Output every line of the listing below verbatim, leaving out the pictures.

## Data entries

.....

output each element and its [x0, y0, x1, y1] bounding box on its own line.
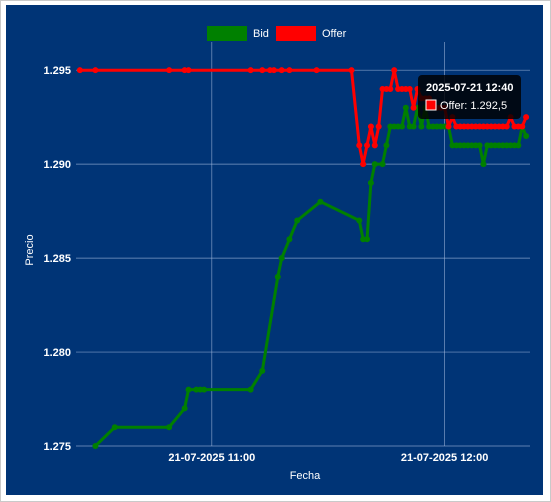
offer-point	[348, 67, 355, 74]
bid-point	[317, 198, 324, 205]
bid-point	[523, 132, 530, 139]
bid-point	[480, 161, 487, 168]
bid-point	[286, 236, 293, 243]
offer-point	[360, 161, 367, 168]
bid-point	[367, 179, 374, 186]
bid-point	[181, 405, 188, 412]
bid-point	[364, 236, 371, 243]
bid-point	[111, 424, 118, 431]
offer-point	[391, 67, 398, 74]
offer-point	[356, 142, 363, 149]
offer-point	[410, 104, 417, 111]
bid-point	[274, 273, 281, 280]
bid-point	[398, 123, 405, 130]
bid-series-line	[93, 106, 528, 448]
x-axis-ticks: 21-07-2025 11:00 21-07-2025 12:00	[168, 452, 488, 464]
offer-point	[406, 85, 413, 92]
offer-point	[523, 114, 530, 121]
bid-point	[402, 104, 409, 111]
bid-point	[418, 123, 425, 130]
legend-swatch-bid[interactable]	[207, 26, 247, 41]
offer-point	[286, 67, 293, 74]
bid-point	[371, 161, 378, 168]
y-tick-label: 1.285	[43, 253, 71, 265]
offer-point	[371, 142, 378, 149]
bid-point	[185, 386, 192, 393]
tooltip-title: 2025-07-21 12:40	[426, 82, 513, 94]
bid-point	[294, 217, 301, 224]
bid-point	[476, 142, 483, 149]
offer-point	[519, 123, 526, 130]
y-tick-label: 1.280	[43, 347, 71, 359]
offer-point	[503, 123, 510, 130]
offer-point	[92, 67, 99, 74]
offer-point	[76, 67, 83, 74]
tooltip-series-marker	[425, 99, 437, 111]
bid-point	[259, 367, 266, 374]
offer-point	[185, 67, 192, 74]
offer-point	[313, 67, 320, 74]
offer-point	[259, 67, 266, 74]
offer-point	[166, 67, 173, 74]
bid-point	[278, 255, 285, 262]
bid-point	[247, 386, 254, 393]
series-layer	[76, 67, 530, 449]
y-tick-label: 1.290	[43, 159, 71, 171]
y-axis-ticks: 1.275 1.280 1.285 1.290 1.295	[43, 65, 71, 453]
offer-point	[270, 67, 277, 74]
offer-point	[247, 67, 254, 74]
tooltip-box	[418, 75, 521, 119]
bid-point	[379, 161, 386, 168]
offer-point	[387, 85, 394, 92]
bid-point	[383, 142, 390, 149]
bid-point	[201, 386, 208, 393]
x-axis-title: Fecha	[290, 470, 321, 482]
offer-point	[375, 123, 382, 130]
bid-point	[410, 123, 417, 130]
bid-point	[92, 443, 99, 449]
legend-label-offer[interactable]: Offer	[322, 28, 347, 40]
tooltip: 2025-07-21 12:40 Offer: 1.292,5	[418, 75, 521, 119]
y-tick-label: 1.295	[43, 65, 71, 77]
offer-point	[367, 123, 374, 130]
tooltip-value: Offer: 1.292,5	[440, 100, 507, 112]
legend-label-bid[interactable]: Bid	[253, 28, 269, 40]
y-axis-title: Precio	[24, 234, 36, 265]
legend-swatch-offer[interactable]	[276, 26, 316, 41]
offer-point	[445, 123, 452, 130]
legend[interactable]: Bid Offer	[207, 26, 347, 41]
x-tick-label: 21-07-2025 11:00	[168, 452, 255, 464]
bid-point	[166, 424, 173, 431]
offer-point	[278, 67, 285, 74]
x-tick-label: 21-07-2025 12:00	[401, 452, 488, 464]
bid-point	[515, 142, 522, 149]
price-chart: Bid Offer 1.275 1.280 1.285 1.290 1.295 …	[24, 26, 530, 482]
offer-point	[364, 142, 371, 149]
y-tick-label: 1.275	[43, 441, 71, 453]
bid-point	[356, 217, 363, 224]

.....

## CORRECT OUTPUT
output each element and its [x0, y0, x1, y1] bounding box on its own line.
offer-point	[348, 67, 355, 74]
bid-point	[317, 198, 324, 205]
bid-point	[523, 132, 530, 139]
bid-point	[480, 161, 487, 168]
bid-point	[286, 236, 293, 243]
offer-point	[360, 161, 367, 168]
bid-point	[367, 179, 374, 186]
bid-point	[181, 405, 188, 412]
bid-point	[364, 236, 371, 243]
bid-point	[111, 424, 118, 431]
offer-point	[391, 67, 398, 74]
offer-point	[356, 142, 363, 149]
offer-point	[410, 104, 417, 111]
bid-point	[274, 273, 281, 280]
bid-point	[398, 123, 405, 130]
bid-series-line	[93, 106, 528, 448]
x-axis-ticks: 21-07-2025 11:00 21-07-2025 12:00	[168, 452, 488, 464]
offer-point	[406, 85, 413, 92]
offer-point	[523, 114, 530, 121]
bid-point	[402, 104, 409, 111]
bid-point	[418, 123, 425, 130]
legend-swatch-bid[interactable]	[207, 26, 247, 41]
offer-point	[286, 67, 293, 74]
bid-point	[371, 161, 378, 168]
y-tick-label: 1.285	[43, 253, 71, 265]
offer-point	[371, 142, 378, 149]
bid-point	[185, 386, 192, 393]
tooltip-title: 2025-07-21 12:40	[426, 82, 513, 94]
bid-point	[294, 217, 301, 224]
bid-point	[476, 142, 483, 149]
offer-point	[519, 123, 526, 130]
y-tick-label: 1.280	[43, 347, 71, 359]
offer-point	[503, 123, 510, 130]
offer-point	[92, 67, 99, 74]
offer-point	[76, 67, 83, 74]
tooltip-series-marker	[425, 99, 437, 111]
bid-point	[259, 367, 266, 374]
offer-point	[185, 67, 192, 74]
offer-point	[313, 67, 320, 74]
offer-point	[259, 67, 266, 74]
offer-point	[166, 67, 173, 74]
bid-point	[278, 255, 285, 262]
bid-point	[247, 386, 254, 393]
series-layer	[76, 67, 530, 449]
y-tick-label: 1.290	[43, 159, 71, 171]
y-axis-ticks: 1.275 1.280 1.285 1.290 1.295	[43, 65, 71, 453]
offer-point	[270, 67, 277, 74]
offer-point	[247, 67, 254, 74]
tooltip-box	[418, 75, 521, 119]
bid-point	[379, 161, 386, 168]
offer-point	[387, 85, 394, 92]
bid-point	[383, 142, 390, 149]
bid-point	[201, 386, 208, 393]
x-axis-title: Fecha	[290, 470, 321, 482]
offer-point	[375, 123, 382, 130]
bid-point	[410, 123, 417, 130]
bid-point	[92, 443, 99, 449]
legend-label-offer[interactable]: Offer	[322, 28, 347, 40]
tooltip: 2025-07-21 12:40 Offer: 1.292,5	[418, 75, 521, 119]
y-tick-label: 1.295	[43, 65, 71, 77]
offer-point	[367, 123, 374, 130]
tooltip-value: Offer: 1.292,5	[440, 100, 507, 112]
legend-label-bid[interactable]: Bid	[253, 28, 269, 40]
y-axis-title: Precio	[24, 234, 36, 265]
legend-swatch-offer[interactable]	[276, 26, 316, 41]
offer-point	[445, 123, 452, 130]
legend[interactable]: Bid Offer	[207, 26, 347, 41]
x-tick-label: 21-07-2025 11:00	[168, 452, 255, 464]
bid-point	[166, 424, 173, 431]
offer-point	[278, 67, 285, 74]
x-tick-label: 21-07-2025 12:00	[401, 452, 488, 464]
bid-point	[515, 142, 522, 149]
price-chart: Bid Offer 1.275 1.280 1.285 1.290 1.295 …	[24, 26, 530, 482]
offer-point	[364, 142, 371, 149]
y-tick-label: 1.275	[43, 441, 71, 453]
bid-point	[356, 217, 363, 224]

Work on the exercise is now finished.